Dataset entries:
————————

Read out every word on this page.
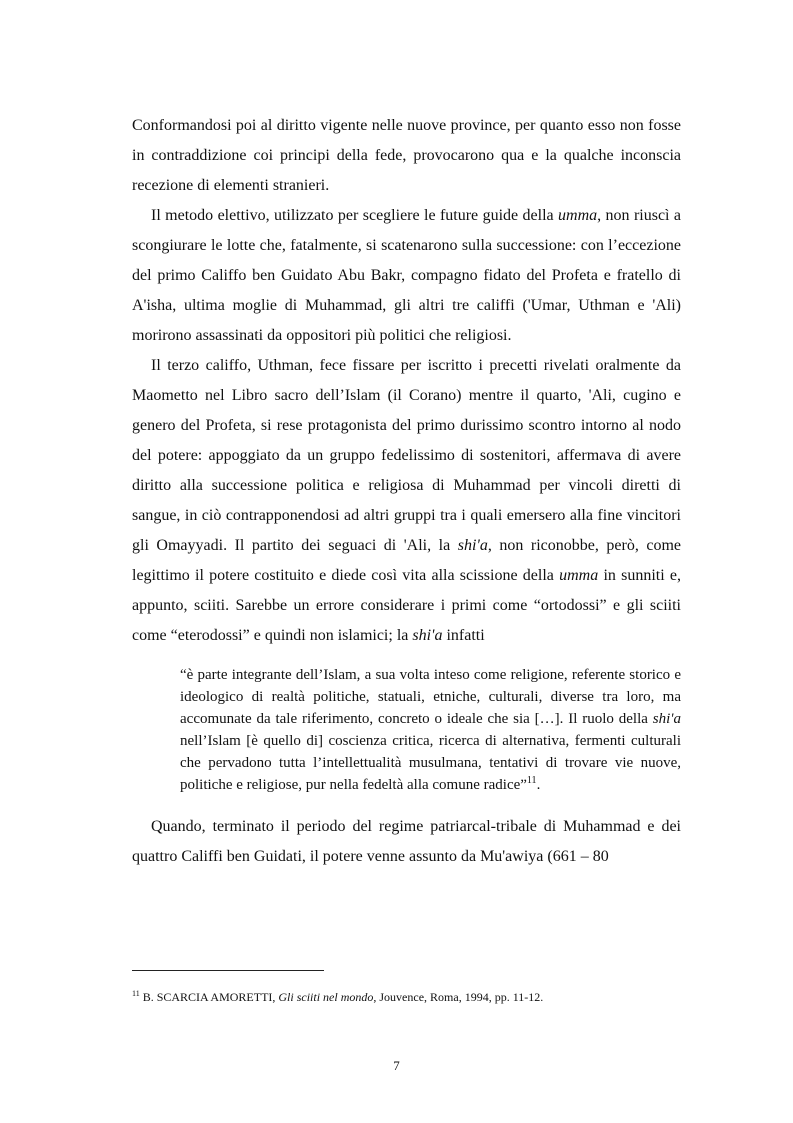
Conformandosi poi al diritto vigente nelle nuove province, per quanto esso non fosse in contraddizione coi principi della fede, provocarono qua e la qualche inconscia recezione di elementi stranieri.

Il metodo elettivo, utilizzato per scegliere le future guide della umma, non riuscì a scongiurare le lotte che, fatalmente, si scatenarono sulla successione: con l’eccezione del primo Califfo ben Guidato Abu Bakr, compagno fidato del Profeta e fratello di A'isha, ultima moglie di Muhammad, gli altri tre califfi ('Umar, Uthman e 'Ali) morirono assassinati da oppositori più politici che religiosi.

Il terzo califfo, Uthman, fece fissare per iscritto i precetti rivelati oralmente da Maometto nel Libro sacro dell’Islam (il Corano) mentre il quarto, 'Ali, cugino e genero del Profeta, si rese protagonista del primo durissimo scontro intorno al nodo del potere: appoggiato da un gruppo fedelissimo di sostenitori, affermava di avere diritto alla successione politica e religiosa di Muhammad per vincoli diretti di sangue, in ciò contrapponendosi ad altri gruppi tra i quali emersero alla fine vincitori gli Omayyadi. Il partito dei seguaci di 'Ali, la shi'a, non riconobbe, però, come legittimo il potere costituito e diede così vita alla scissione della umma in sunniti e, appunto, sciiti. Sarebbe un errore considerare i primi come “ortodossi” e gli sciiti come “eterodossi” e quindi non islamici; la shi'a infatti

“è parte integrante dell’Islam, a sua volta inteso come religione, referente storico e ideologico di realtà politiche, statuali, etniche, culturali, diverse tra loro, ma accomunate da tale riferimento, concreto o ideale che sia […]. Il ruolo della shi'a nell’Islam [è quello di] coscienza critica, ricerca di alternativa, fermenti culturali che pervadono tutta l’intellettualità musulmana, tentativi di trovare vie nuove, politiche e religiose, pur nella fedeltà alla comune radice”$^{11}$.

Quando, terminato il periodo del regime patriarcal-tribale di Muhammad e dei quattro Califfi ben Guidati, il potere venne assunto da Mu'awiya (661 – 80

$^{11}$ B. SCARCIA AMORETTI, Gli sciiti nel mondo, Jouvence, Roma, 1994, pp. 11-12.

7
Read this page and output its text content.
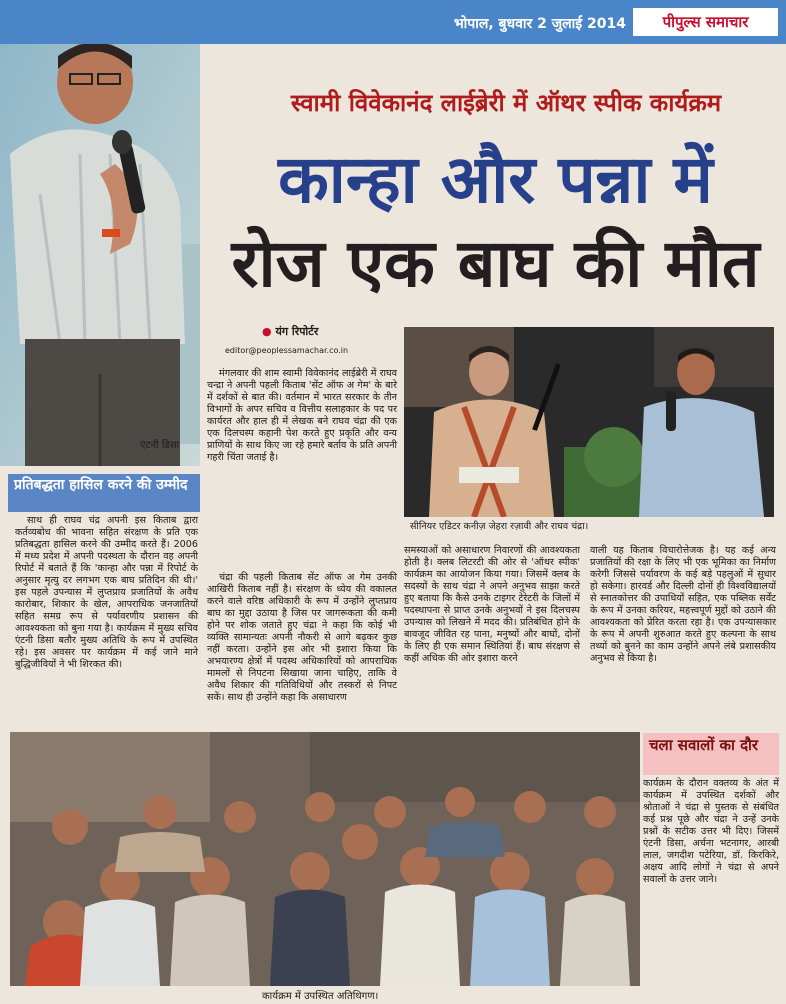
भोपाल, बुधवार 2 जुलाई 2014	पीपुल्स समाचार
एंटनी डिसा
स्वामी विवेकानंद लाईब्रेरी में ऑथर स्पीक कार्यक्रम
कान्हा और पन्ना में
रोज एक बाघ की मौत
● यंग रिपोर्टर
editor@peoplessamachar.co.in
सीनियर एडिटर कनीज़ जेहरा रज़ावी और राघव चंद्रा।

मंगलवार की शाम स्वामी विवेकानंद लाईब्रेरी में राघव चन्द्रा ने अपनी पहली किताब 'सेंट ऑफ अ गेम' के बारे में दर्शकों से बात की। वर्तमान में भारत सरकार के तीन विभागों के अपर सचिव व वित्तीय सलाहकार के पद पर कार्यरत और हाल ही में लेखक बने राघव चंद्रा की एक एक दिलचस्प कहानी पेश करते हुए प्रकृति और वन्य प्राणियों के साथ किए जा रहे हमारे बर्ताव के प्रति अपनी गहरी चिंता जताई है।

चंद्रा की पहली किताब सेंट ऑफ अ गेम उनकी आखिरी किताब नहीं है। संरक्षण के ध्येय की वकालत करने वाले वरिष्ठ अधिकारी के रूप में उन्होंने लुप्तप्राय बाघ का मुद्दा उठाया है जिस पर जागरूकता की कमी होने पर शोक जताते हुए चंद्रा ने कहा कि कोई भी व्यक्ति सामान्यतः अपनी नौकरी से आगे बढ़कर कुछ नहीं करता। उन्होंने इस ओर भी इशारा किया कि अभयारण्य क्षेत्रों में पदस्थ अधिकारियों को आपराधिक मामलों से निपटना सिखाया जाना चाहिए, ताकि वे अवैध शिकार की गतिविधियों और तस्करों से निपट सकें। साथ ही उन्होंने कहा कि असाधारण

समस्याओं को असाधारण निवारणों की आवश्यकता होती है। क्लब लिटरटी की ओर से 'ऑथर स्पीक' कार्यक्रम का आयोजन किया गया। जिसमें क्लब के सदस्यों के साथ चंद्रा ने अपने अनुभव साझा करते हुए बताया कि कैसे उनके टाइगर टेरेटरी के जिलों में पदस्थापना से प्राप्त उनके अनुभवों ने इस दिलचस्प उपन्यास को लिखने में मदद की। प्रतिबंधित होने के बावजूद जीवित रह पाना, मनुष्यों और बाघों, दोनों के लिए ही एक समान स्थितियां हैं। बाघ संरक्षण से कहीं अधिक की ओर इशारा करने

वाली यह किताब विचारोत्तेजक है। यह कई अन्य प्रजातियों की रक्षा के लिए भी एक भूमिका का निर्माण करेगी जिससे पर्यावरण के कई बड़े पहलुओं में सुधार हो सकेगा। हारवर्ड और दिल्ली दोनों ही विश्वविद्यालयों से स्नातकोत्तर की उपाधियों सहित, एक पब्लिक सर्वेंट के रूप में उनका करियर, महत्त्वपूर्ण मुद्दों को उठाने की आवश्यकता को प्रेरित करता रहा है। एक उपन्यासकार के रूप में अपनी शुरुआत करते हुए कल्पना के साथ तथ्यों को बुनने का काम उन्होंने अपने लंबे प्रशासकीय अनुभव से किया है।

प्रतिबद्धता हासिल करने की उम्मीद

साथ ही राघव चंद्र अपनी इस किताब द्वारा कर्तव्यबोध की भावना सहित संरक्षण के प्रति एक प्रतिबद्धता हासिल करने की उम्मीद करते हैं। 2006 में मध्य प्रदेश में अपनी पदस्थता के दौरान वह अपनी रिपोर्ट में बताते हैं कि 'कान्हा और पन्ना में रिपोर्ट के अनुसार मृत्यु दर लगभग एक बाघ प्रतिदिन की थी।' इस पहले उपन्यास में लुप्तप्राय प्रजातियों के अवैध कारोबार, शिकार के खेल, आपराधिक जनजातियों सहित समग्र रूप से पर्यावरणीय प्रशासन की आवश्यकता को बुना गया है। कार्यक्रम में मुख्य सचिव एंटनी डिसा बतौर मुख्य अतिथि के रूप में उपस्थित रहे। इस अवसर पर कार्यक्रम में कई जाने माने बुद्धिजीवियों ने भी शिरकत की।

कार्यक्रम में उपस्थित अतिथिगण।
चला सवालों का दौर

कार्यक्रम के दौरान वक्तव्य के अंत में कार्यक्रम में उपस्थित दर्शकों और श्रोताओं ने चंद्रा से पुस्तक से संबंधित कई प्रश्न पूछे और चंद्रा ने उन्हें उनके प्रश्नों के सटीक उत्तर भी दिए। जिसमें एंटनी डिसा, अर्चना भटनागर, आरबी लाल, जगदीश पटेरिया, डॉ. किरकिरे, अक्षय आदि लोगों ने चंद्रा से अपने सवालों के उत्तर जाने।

————————

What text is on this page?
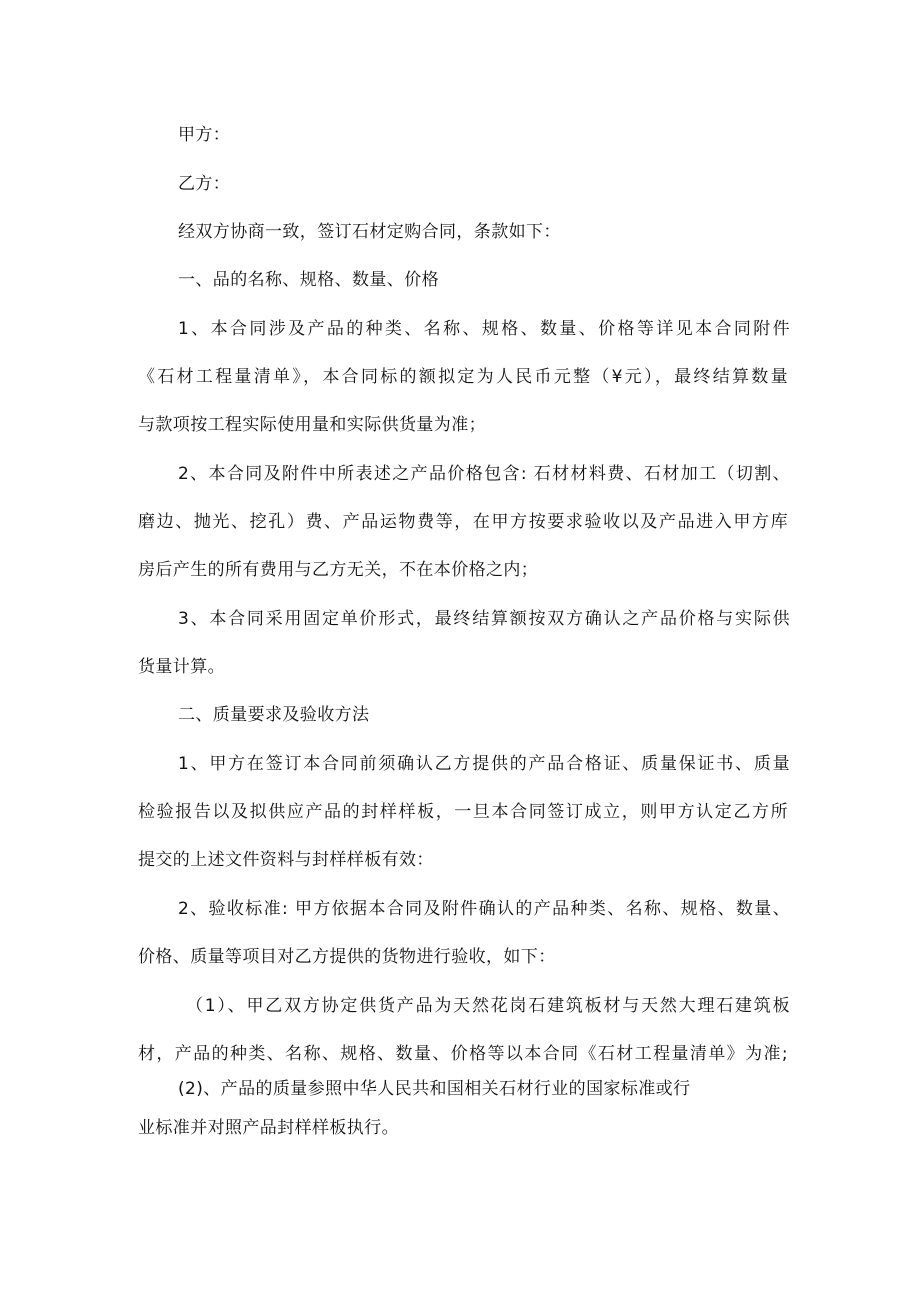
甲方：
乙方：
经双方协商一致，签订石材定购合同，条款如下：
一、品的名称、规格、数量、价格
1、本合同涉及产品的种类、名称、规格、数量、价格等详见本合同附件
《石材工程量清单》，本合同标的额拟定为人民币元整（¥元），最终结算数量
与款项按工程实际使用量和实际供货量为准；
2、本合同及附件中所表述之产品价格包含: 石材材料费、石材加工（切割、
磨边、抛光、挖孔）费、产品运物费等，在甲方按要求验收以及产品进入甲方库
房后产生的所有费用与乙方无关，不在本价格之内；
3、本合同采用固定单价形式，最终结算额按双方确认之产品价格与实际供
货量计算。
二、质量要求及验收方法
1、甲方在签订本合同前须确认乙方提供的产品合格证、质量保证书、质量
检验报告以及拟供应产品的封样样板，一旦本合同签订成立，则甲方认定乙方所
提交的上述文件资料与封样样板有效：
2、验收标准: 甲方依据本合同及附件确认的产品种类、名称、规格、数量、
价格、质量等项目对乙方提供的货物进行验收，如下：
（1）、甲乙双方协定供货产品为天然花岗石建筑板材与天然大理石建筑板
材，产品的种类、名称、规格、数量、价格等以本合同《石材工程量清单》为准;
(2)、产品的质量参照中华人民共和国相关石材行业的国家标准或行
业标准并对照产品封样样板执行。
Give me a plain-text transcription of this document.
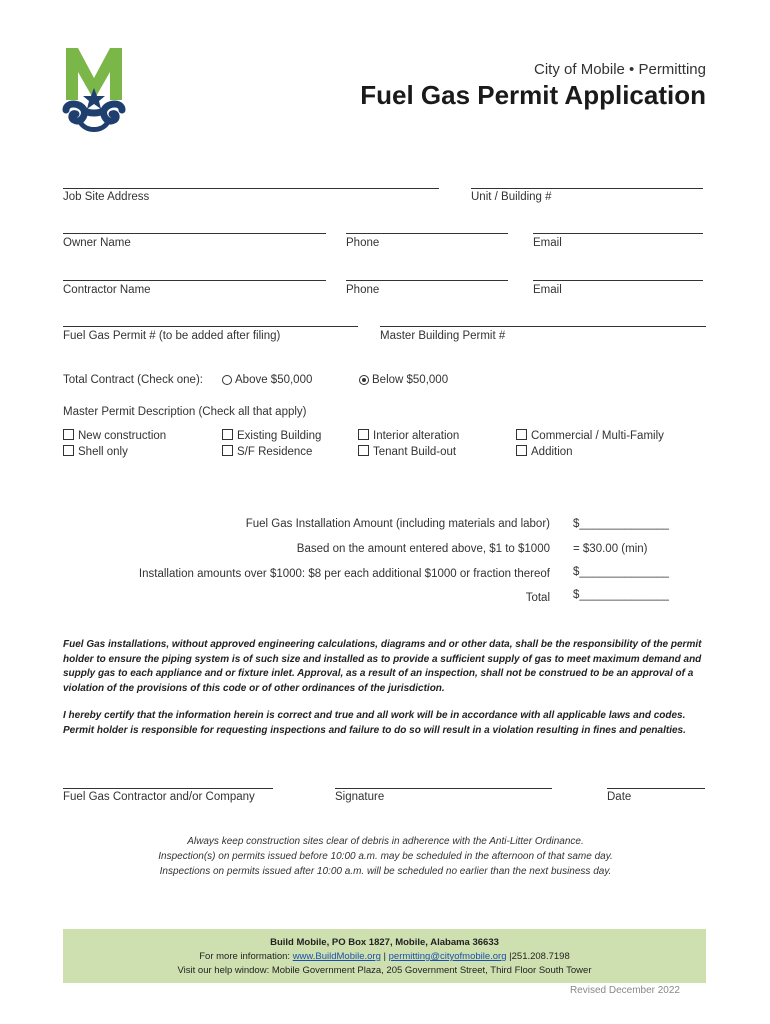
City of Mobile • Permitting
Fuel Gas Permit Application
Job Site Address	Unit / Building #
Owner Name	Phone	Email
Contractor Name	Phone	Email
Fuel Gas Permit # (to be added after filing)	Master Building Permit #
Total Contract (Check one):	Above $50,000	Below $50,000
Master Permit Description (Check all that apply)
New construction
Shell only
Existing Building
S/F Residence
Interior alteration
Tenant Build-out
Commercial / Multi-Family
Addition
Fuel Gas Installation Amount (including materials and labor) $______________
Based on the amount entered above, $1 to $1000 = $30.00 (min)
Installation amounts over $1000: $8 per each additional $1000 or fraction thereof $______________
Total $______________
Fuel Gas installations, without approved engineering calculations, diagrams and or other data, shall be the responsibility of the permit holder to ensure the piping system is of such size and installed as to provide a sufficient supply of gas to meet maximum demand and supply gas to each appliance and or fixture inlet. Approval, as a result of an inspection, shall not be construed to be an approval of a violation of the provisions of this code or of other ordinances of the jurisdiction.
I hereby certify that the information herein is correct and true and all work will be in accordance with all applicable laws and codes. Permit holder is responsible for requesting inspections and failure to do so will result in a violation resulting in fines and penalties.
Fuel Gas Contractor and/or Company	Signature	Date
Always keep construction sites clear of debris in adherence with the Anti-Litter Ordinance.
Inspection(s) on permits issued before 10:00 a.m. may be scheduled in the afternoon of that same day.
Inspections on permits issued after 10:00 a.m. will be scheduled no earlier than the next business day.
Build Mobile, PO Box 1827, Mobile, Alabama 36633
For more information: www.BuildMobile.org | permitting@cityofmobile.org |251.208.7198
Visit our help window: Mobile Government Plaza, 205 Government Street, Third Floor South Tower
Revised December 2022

————————

- TASK BRIEF -
Using the material above, gather every line that includes "Master".

- FINISHED ANSWER -
Fuel Gas Permit # (to be added after filing)	Master Building Permit #
Master Permit Description (Check all that apply)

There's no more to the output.